** Begin DATA TO PROCESS **

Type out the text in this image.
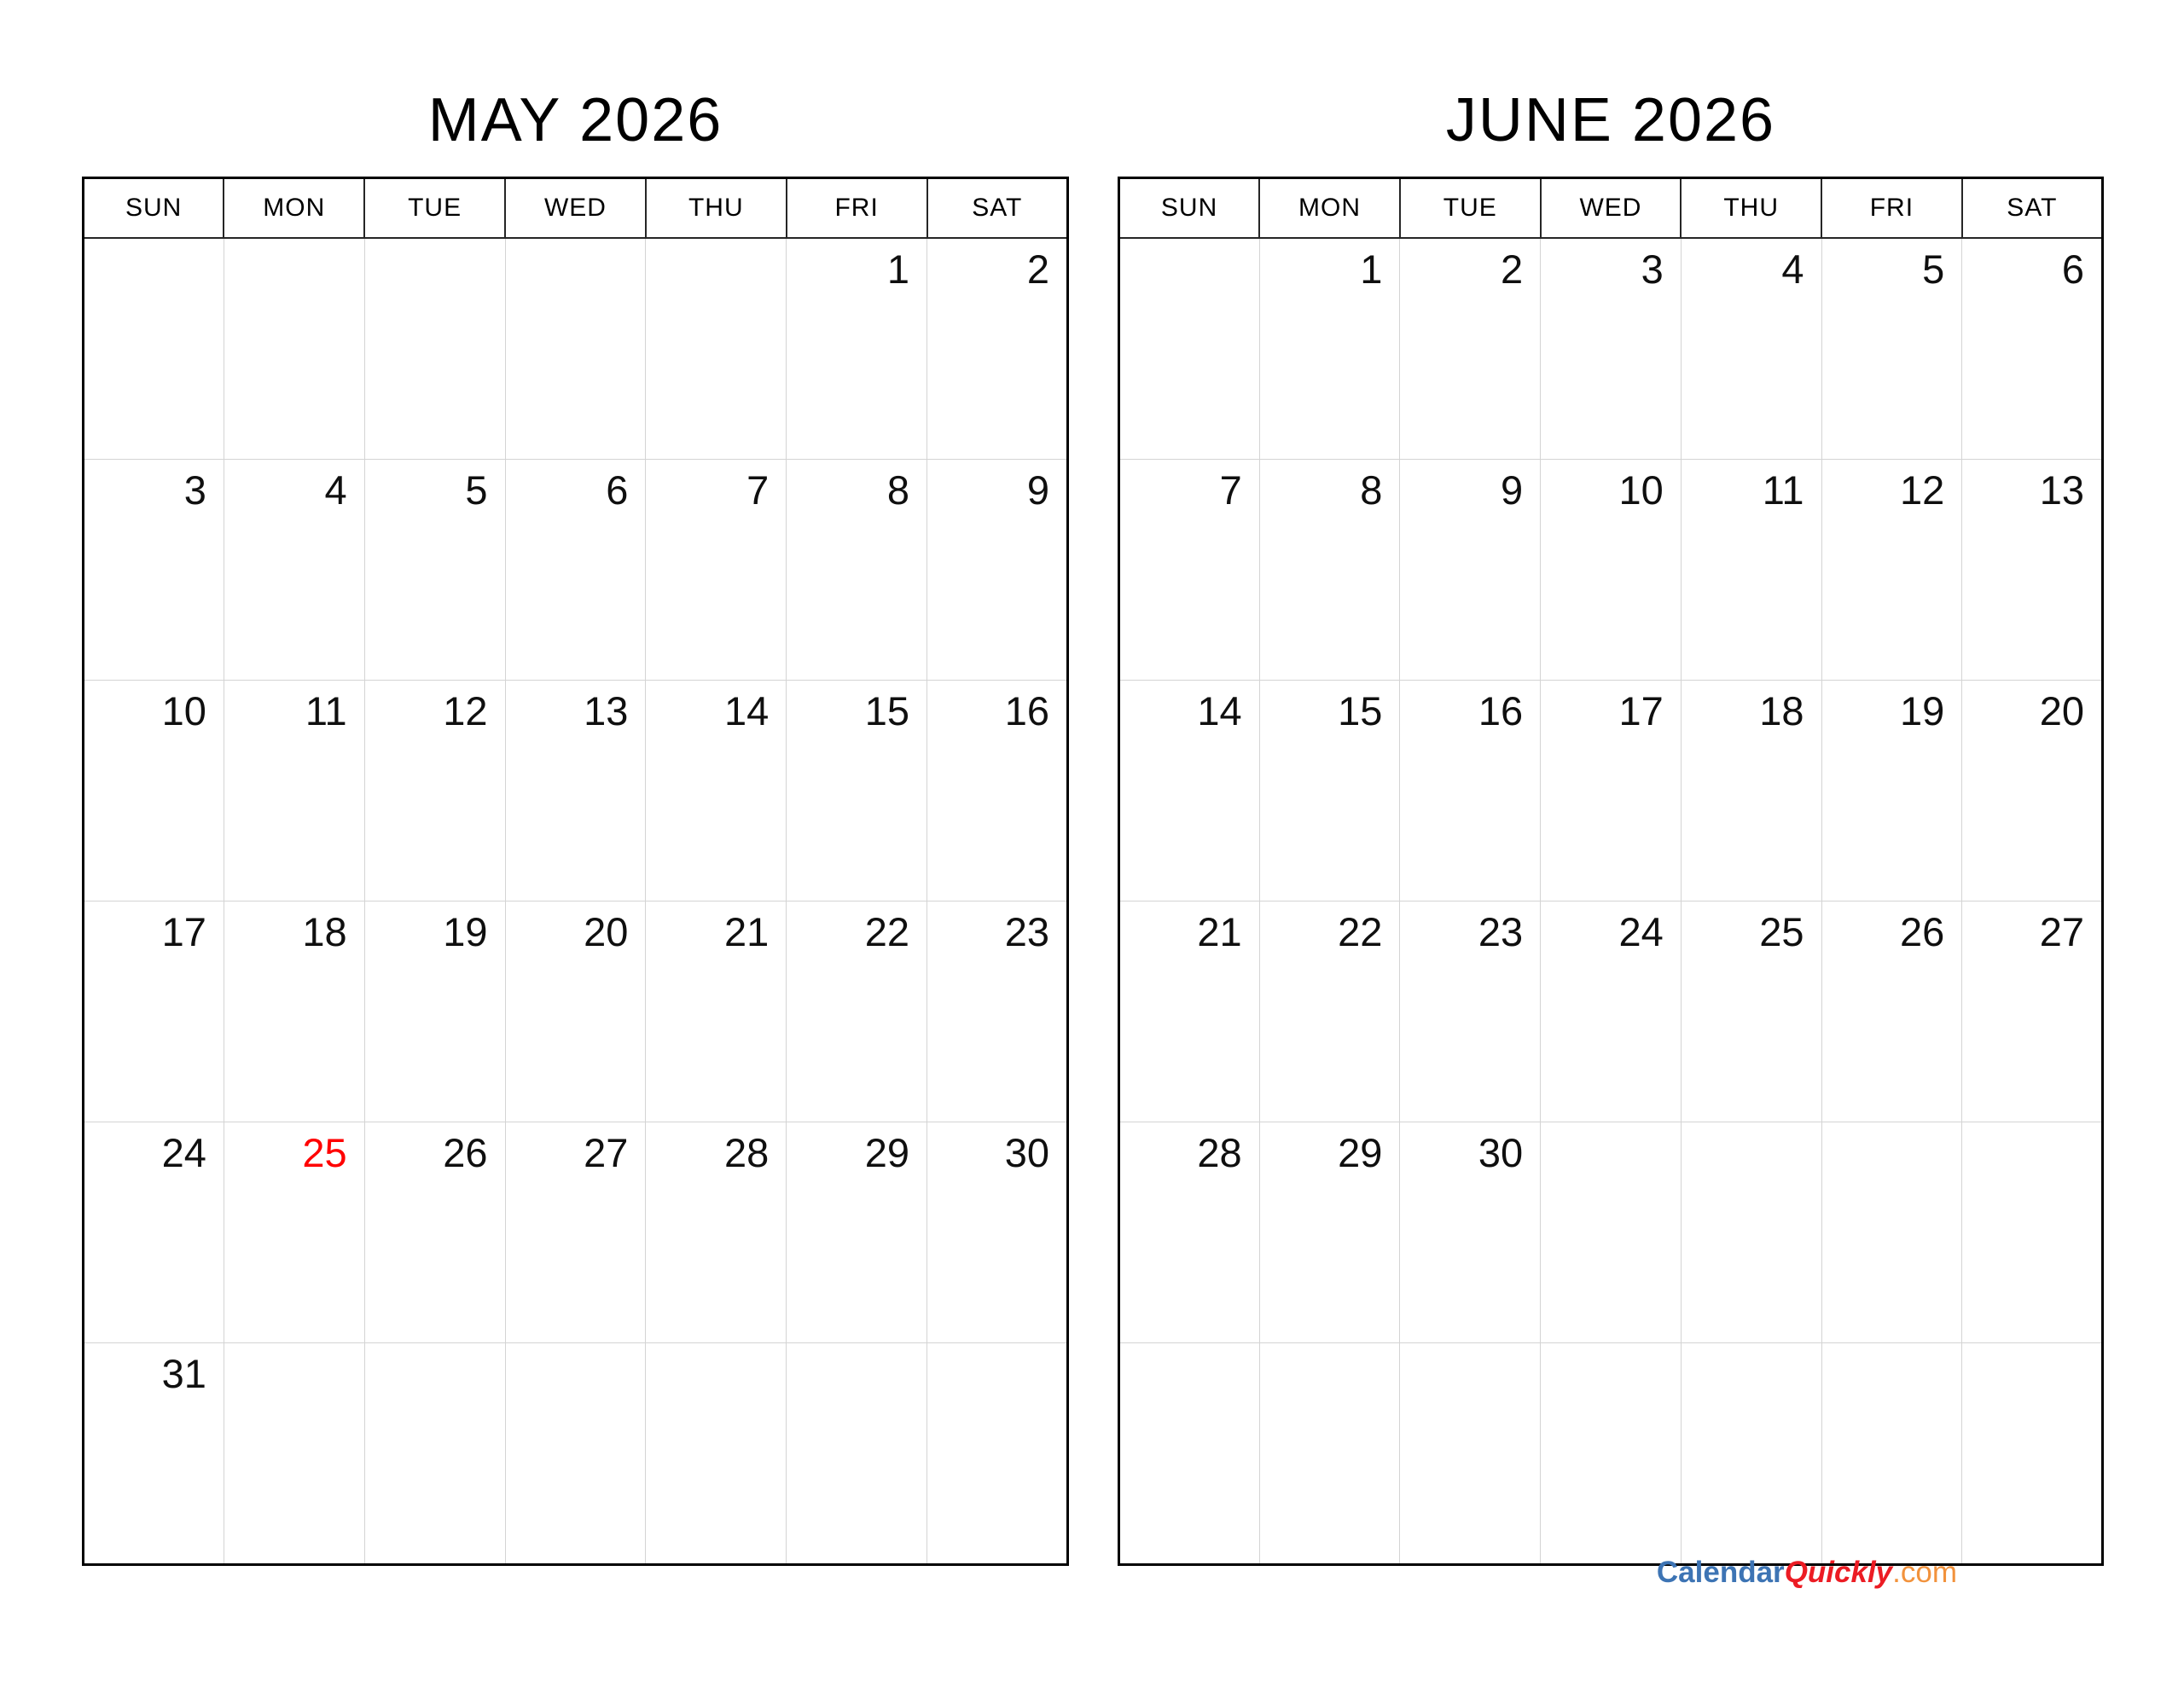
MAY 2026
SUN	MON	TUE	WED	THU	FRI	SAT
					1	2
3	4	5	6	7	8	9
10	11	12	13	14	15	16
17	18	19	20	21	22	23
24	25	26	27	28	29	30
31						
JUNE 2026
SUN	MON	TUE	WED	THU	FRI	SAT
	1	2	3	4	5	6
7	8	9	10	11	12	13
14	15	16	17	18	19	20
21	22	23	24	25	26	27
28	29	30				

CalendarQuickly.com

** End DATA TO PROCESS **

#### [SET TASK]
Reproduce the material in its entirety and word for word, without the pictures.

#### [SOLUTION FOR THIS TASK]
Type out the text in this image.
MAY 2026
SUN	MON	TUE	WED	THU	FRI	SAT
					1	2
3	4	5	6	7	8	9
10	11	12	13	14	15	16
17	18	19	20	21	22	23
24	25	26	27	28	29	30
31						
JUNE 2026
SUN	MON	TUE	WED	THU	FRI	SAT
	1	2	3	4	5	6
7	8	9	10	11	12	13
14	15	16	17	18	19	20
21	22	23	24	25	26	27
28	29	30				

CalendarQuickly.com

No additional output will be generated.